Problem: Please print the full listing exactly.

Data rows:
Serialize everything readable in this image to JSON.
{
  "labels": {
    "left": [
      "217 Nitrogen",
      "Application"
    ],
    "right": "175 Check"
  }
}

Task answer:
Serialize everything readable in this image to JSON.
{
  "labels": {
    "left": [
      "217 Nitrogen",
      "Application"
    ],
    "right": "175 Check"
  }
}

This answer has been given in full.